Excerpted data:
^^^^

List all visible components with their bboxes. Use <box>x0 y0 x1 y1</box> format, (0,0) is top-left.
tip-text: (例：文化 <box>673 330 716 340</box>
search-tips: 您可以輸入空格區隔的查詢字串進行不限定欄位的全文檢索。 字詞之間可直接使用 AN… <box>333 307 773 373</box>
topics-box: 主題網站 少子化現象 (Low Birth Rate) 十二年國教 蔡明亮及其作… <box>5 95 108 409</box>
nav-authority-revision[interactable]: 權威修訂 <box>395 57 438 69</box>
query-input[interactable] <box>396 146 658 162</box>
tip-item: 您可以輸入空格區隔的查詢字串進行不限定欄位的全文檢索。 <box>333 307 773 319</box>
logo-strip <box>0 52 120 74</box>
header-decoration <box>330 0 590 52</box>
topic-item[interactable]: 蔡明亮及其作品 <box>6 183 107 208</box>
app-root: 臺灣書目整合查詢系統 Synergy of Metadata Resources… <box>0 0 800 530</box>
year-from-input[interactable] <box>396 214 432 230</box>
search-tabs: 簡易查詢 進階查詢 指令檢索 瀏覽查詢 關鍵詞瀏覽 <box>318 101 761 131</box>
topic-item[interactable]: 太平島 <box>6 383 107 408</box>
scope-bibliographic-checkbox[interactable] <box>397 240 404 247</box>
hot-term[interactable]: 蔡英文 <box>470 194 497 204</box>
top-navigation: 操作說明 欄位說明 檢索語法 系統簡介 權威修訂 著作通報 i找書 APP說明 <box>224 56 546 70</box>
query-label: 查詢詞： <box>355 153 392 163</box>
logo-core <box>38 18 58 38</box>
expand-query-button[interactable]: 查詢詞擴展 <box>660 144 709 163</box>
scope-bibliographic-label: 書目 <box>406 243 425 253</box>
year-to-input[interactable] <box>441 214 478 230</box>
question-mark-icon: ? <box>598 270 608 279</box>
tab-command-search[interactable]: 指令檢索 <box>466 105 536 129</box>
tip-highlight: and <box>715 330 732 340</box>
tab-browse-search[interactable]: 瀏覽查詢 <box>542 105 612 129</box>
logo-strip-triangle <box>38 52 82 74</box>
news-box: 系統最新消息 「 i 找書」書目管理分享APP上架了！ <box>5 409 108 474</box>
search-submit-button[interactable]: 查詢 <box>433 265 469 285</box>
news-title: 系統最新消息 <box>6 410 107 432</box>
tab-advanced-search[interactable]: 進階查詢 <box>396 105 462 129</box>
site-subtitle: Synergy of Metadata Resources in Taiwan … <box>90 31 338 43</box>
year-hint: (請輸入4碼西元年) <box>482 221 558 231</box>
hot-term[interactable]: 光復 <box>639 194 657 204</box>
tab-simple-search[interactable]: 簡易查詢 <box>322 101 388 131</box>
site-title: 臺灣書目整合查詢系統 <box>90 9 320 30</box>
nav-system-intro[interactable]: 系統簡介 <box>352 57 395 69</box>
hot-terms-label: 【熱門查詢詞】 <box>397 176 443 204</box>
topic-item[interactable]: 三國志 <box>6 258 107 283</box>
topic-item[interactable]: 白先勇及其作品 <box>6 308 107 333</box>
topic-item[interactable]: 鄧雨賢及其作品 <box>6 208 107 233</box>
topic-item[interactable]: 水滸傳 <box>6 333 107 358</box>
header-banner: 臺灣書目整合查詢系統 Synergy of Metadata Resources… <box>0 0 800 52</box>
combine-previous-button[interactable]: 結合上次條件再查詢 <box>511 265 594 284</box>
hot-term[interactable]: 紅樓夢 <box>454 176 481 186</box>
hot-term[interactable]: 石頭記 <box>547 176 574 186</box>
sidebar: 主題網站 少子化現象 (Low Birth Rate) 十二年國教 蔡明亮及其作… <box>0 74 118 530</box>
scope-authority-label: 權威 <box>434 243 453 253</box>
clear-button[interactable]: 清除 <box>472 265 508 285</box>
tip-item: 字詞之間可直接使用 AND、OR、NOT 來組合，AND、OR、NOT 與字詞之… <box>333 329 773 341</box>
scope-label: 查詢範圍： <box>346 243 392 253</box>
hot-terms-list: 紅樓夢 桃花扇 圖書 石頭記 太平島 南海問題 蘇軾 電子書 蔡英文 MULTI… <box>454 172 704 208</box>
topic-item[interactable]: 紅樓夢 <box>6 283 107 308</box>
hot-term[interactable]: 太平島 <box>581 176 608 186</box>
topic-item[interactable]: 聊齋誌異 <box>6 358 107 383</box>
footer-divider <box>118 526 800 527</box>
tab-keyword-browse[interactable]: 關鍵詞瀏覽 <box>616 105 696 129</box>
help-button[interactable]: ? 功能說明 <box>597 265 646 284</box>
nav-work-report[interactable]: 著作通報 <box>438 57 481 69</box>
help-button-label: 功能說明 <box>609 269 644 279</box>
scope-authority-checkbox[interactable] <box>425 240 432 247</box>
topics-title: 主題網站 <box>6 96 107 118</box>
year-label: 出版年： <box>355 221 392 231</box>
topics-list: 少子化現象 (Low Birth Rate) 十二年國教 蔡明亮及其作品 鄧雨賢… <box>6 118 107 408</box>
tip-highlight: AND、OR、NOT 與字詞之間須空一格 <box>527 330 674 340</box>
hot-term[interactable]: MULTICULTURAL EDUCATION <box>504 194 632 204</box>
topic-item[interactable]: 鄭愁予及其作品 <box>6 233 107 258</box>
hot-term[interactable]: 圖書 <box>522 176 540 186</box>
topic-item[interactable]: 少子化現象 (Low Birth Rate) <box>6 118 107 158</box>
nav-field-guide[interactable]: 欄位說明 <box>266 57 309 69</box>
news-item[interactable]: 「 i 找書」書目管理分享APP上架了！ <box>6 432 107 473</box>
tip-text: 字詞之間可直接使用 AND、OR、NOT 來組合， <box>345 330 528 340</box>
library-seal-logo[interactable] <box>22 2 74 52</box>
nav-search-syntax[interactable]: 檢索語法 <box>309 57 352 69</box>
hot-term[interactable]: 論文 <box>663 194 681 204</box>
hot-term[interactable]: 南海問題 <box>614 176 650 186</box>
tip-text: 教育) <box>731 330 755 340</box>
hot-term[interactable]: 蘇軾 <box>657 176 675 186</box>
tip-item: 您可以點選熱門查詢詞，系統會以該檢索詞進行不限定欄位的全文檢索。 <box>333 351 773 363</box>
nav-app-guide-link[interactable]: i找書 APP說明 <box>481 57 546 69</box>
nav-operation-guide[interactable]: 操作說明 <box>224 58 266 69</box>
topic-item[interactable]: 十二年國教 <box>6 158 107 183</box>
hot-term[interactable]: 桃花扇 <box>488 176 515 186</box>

^^^^

Direction: Put the lines from the start of the records through the line containing "search-tips: 您可以輸入空格區隔的查詢字串進行不限定欄位的全文檢索。 字詞之間可直接使用", both included, into a JSON list of strings, one string per line and no blank lines.

Right answer:
[
  "List all visible components with their bboxes. Use <box>x0 y0 x1 y1</box> format, (0,0) is top-left.",
  "tip-text: (例：文化 <box>673 330 716 340</box>",
  "search-tips: 您可以輸入空格區隔的查詢字串進行不限定欄位的全文檢索。 字詞之間可直接使用 AN… <box>333 307 773 373</box>"
]